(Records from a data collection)
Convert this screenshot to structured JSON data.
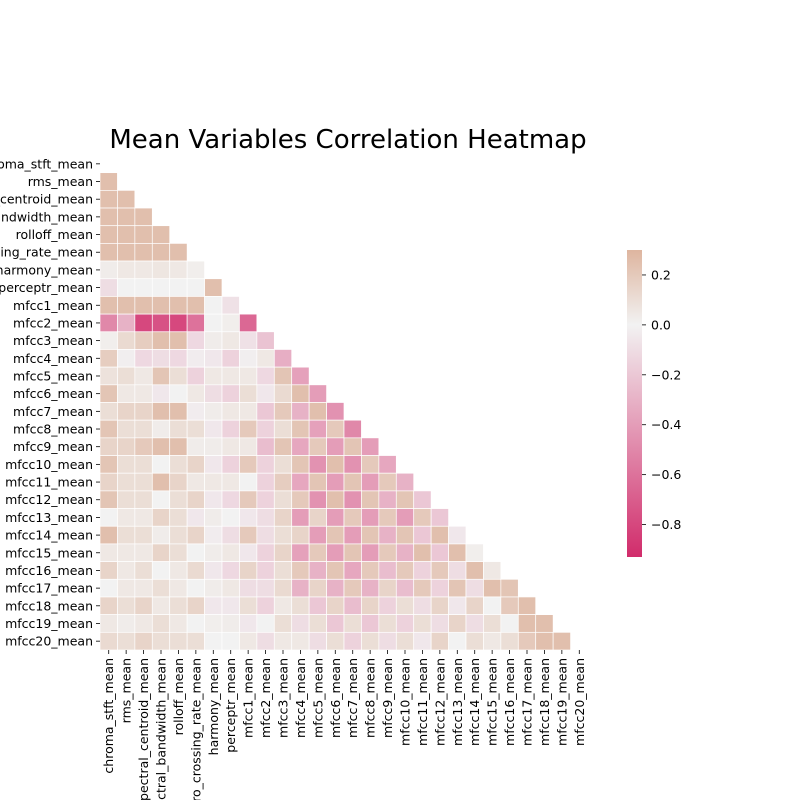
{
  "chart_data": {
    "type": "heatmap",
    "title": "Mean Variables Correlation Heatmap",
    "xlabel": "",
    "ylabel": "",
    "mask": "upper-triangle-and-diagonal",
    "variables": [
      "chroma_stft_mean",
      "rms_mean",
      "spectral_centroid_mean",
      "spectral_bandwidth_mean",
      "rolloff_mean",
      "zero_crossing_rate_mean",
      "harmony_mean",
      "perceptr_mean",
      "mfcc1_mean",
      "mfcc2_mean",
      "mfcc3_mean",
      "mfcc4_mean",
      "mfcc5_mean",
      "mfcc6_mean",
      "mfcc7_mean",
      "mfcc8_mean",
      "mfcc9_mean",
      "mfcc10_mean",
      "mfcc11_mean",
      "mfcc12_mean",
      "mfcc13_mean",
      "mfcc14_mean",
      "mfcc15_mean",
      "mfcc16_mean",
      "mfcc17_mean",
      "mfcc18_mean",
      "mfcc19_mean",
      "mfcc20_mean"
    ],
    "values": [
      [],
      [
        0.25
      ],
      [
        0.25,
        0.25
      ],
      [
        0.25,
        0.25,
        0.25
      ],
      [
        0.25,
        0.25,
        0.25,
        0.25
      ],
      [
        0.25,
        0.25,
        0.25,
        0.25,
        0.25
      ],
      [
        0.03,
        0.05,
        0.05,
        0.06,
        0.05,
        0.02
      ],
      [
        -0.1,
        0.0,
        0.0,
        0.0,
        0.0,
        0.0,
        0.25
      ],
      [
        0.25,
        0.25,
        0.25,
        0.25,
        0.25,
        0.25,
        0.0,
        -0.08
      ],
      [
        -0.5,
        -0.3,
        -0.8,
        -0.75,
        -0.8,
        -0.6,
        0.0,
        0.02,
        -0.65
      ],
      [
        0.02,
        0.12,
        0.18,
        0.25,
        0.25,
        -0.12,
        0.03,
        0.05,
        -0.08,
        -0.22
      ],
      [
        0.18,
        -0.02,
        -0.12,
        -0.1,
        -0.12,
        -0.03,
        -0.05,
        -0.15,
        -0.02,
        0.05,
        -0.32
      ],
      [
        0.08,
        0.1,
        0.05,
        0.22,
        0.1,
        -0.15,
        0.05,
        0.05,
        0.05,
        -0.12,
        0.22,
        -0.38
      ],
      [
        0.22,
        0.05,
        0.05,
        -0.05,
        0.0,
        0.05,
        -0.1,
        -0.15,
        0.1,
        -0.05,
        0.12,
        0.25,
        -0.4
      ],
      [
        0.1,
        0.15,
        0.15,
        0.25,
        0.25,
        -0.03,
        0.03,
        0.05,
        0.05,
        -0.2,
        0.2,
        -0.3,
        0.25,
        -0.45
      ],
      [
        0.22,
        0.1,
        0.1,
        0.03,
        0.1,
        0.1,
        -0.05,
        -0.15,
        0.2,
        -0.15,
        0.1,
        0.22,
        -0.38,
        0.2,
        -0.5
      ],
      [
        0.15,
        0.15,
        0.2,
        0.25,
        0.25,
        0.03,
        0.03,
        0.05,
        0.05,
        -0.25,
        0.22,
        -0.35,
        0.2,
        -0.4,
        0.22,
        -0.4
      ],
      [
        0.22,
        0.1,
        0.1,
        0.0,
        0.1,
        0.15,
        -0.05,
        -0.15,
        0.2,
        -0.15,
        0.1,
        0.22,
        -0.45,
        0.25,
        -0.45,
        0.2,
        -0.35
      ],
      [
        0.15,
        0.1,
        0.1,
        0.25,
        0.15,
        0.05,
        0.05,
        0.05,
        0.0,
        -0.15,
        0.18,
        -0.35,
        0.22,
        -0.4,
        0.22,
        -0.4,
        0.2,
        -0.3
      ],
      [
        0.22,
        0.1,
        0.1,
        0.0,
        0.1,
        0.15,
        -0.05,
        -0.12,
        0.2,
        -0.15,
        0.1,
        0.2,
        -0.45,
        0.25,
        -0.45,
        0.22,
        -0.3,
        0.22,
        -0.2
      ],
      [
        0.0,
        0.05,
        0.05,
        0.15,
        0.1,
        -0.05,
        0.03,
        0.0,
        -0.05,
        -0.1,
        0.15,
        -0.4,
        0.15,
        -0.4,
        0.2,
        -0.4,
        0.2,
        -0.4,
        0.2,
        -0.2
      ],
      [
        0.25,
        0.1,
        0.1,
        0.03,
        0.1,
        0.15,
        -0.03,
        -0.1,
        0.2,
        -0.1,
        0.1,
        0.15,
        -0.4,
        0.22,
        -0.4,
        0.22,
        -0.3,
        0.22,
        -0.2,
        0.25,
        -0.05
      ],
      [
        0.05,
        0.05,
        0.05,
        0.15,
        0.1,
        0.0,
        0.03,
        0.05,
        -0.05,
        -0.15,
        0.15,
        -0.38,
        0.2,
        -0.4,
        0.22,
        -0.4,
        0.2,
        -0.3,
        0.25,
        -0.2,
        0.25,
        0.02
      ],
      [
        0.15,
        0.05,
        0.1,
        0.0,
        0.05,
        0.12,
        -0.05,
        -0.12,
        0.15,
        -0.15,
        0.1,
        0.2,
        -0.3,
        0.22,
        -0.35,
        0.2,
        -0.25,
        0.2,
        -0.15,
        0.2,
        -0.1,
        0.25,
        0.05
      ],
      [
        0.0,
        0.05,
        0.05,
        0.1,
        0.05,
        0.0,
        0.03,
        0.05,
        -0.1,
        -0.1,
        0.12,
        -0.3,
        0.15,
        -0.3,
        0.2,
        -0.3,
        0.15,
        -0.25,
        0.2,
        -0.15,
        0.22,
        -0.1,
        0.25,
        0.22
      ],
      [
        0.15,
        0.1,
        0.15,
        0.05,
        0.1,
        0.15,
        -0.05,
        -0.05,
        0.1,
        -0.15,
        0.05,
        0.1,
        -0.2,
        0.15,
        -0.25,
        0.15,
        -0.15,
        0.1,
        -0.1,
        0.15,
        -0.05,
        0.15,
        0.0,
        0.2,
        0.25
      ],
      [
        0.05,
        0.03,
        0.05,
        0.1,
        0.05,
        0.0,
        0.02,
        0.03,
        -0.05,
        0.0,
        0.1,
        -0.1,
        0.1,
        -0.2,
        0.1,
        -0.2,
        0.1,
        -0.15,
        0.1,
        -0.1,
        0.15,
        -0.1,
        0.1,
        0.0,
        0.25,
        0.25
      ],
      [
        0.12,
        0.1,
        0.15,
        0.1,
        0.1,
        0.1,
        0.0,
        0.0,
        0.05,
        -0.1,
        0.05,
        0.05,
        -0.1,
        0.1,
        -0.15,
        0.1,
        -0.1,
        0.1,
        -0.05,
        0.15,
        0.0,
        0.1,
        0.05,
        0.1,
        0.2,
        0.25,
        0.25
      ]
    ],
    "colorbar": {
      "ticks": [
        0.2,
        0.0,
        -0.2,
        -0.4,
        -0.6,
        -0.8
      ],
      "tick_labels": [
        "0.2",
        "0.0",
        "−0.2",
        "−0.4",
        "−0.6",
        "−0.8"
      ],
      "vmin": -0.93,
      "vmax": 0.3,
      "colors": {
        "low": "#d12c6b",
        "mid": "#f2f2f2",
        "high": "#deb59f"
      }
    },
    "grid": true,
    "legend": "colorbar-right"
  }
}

- **Prompt**: Leave out the pictures and retype every line above exactly.

- **Correct answer**:
Convert this screenshot to structured JSON data.
{
  "chart_data": {
    "type": "heatmap",
    "title": "Mean Variables Correlation Heatmap",
    "xlabel": "",
    "ylabel": "",
    "mask": "upper-triangle-and-diagonal",
    "variables": [
      "chroma_stft_mean",
      "rms_mean",
      "spectral_centroid_mean",
      "spectral_bandwidth_mean",
      "rolloff_mean",
      "zero_crossing_rate_mean",
      "harmony_mean",
      "perceptr_mean",
      "mfcc1_mean",
      "mfcc2_mean",
      "mfcc3_mean",
      "mfcc4_mean",
      "mfcc5_mean",
      "mfcc6_mean",
      "mfcc7_mean",
      "mfcc8_mean",
      "mfcc9_mean",
      "mfcc10_mean",
      "mfcc11_mean",
      "mfcc12_mean",
      "mfcc13_mean",
      "mfcc14_mean",
      "mfcc15_mean",
      "mfcc16_mean",
      "mfcc17_mean",
      "mfcc18_mean",
      "mfcc19_mean",
      "mfcc20_mean"
    ],
    "values": [
      [],
      [
        0.25
      ],
      [
        0.25,
        0.25
      ],
      [
        0.25,
        0.25,
        0.25
      ],
      [
        0.25,
        0.25,
        0.25,
        0.25
      ],
      [
        0.25,
        0.25,
        0.25,
        0.25,
        0.25
      ],
      [
        0.03,
        0.05,
        0.05,
        0.06,
        0.05,
        0.02
      ],
      [
        -0.1,
        0.0,
        0.0,
        0.0,
        0.0,
        0.0,
        0.25
      ],
      [
        0.25,
        0.25,
        0.25,
        0.25,
        0.25,
        0.25,
        0.0,
        -0.08
      ],
      [
        -0.5,
        -0.3,
        -0.8,
        -0.75,
        -0.8,
        -0.6,
        0.0,
        0.02,
        -0.65
      ],
      [
        0.02,
        0.12,
        0.18,
        0.25,
        0.25,
        -0.12,
        0.03,
        0.05,
        -0.08,
        -0.22
      ],
      [
        0.18,
        -0.02,
        -0.12,
        -0.1,
        -0.12,
        -0.03,
        -0.05,
        -0.15,
        -0.02,
        0.05,
        -0.32
      ],
      [
        0.08,
        0.1,
        0.05,
        0.22,
        0.1,
        -0.15,
        0.05,
        0.05,
        0.05,
        -0.12,
        0.22,
        -0.38
      ],
      [
        0.22,
        0.05,
        0.05,
        -0.05,
        0.0,
        0.05,
        -0.1,
        -0.15,
        0.1,
        -0.05,
        0.12,
        0.25,
        -0.4
      ],
      [
        0.1,
        0.15,
        0.15,
        0.25,
        0.25,
        -0.03,
        0.03,
        0.05,
        0.05,
        -0.2,
        0.2,
        -0.3,
        0.25,
        -0.45
      ],
      [
        0.22,
        0.1,
        0.1,
        0.03,
        0.1,
        0.1,
        -0.05,
        -0.15,
        0.2,
        -0.15,
        0.1,
        0.22,
        -0.38,
        0.2,
        -0.5
      ],
      [
        0.15,
        0.15,
        0.2,
        0.25,
        0.25,
        0.03,
        0.03,
        0.05,
        0.05,
        -0.25,
        0.22,
        -0.35,
        0.2,
        -0.4,
        0.22,
        -0.4
      ],
      [
        0.22,
        0.1,
        0.1,
        0.0,
        0.1,
        0.15,
        -0.05,
        -0.15,
        0.2,
        -0.15,
        0.1,
        0.22,
        -0.45,
        0.25,
        -0.45,
        0.2,
        -0.35
      ],
      [
        0.15,
        0.1,
        0.1,
        0.25,
        0.15,
        0.05,
        0.05,
        0.05,
        0.0,
        -0.15,
        0.18,
        -0.35,
        0.22,
        -0.4,
        0.22,
        -0.4,
        0.2,
        -0.3
      ],
      [
        0.22,
        0.1,
        0.1,
        0.0,
        0.1,
        0.15,
        -0.05,
        -0.12,
        0.2,
        -0.15,
        0.1,
        0.2,
        -0.45,
        0.25,
        -0.45,
        0.22,
        -0.3,
        0.22,
        -0.2
      ],
      [
        0.0,
        0.05,
        0.05,
        0.15,
        0.1,
        -0.05,
        0.03,
        0.0,
        -0.05,
        -0.1,
        0.15,
        -0.4,
        0.15,
        -0.4,
        0.2,
        -0.4,
        0.2,
        -0.4,
        0.2,
        -0.2
      ],
      [
        0.25,
        0.1,
        0.1,
        0.03,
        0.1,
        0.15,
        -0.03,
        -0.1,
        0.2,
        -0.1,
        0.1,
        0.15,
        -0.4,
        0.22,
        -0.4,
        0.22,
        -0.3,
        0.22,
        -0.2,
        0.25,
        -0.05
      ],
      [
        0.05,
        0.05,
        0.05,
        0.15,
        0.1,
        0.0,
        0.03,
        0.05,
        -0.05,
        -0.15,
        0.15,
        -0.38,
        0.2,
        -0.4,
        0.22,
        -0.4,
        0.2,
        -0.3,
        0.25,
        -0.2,
        0.25,
        0.02
      ],
      [
        0.15,
        0.05,
        0.1,
        0.0,
        0.05,
        0.12,
        -0.05,
        -0.12,
        0.15,
        -0.15,
        0.1,
        0.2,
        -0.3,
        0.22,
        -0.35,
        0.2,
        -0.25,
        0.2,
        -0.15,
        0.2,
        -0.1,
        0.25,
        0.05
      ],
      [
        0.0,
        0.05,
        0.05,
        0.1,
        0.05,
        0.0,
        0.03,
        0.05,
        -0.1,
        -0.1,
        0.12,
        -0.3,
        0.15,
        -0.3,
        0.2,
        -0.3,
        0.15,
        -0.25,
        0.2,
        -0.15,
        0.22,
        -0.1,
        0.25,
        0.22
      ],
      [
        0.15,
        0.1,
        0.15,
        0.05,
        0.1,
        0.15,
        -0.05,
        -0.05,
        0.1,
        -0.15,
        0.05,
        0.1,
        -0.2,
        0.15,
        -0.25,
        0.15,
        -0.15,
        0.1,
        -0.1,
        0.15,
        -0.05,
        0.15,
        0.0,
        0.2,
        0.25
      ],
      [
        0.05,
        0.03,
        0.05,
        0.1,
        0.05,
        0.0,
        0.02,
        0.03,
        -0.05,
        0.0,
        0.1,
        -0.1,
        0.1,
        -0.2,
        0.1,
        -0.2,
        0.1,
        -0.15,
        0.1,
        -0.1,
        0.15,
        -0.1,
        0.1,
        0.0,
        0.25,
        0.25
      ],
      [
        0.12,
        0.1,
        0.15,
        0.1,
        0.1,
        0.1,
        0.0,
        0.0,
        0.05,
        -0.1,
        0.05,
        0.05,
        -0.1,
        0.1,
        -0.15,
        0.1,
        -0.1,
        0.1,
        -0.05,
        0.15,
        0.0,
        0.1,
        0.05,
        0.1,
        0.2,
        0.25,
        0.25
      ]
    ],
    "colorbar": {
      "ticks": [
        0.2,
        0.0,
        -0.2,
        -0.4,
        -0.6,
        -0.8
      ],
      "tick_labels": [
        "0.2",
        "0.0",
        "−0.2",
        "−0.4",
        "−0.6",
        "−0.8"
      ],
      "vmin": -0.93,
      "vmax": 0.3,
      "colors": {
        "low": "#d12c6b",
        "mid": "#f2f2f2",
        "high": "#deb59f"
      }
    },
    "grid": true,
    "legend": "colorbar-right"
  }
}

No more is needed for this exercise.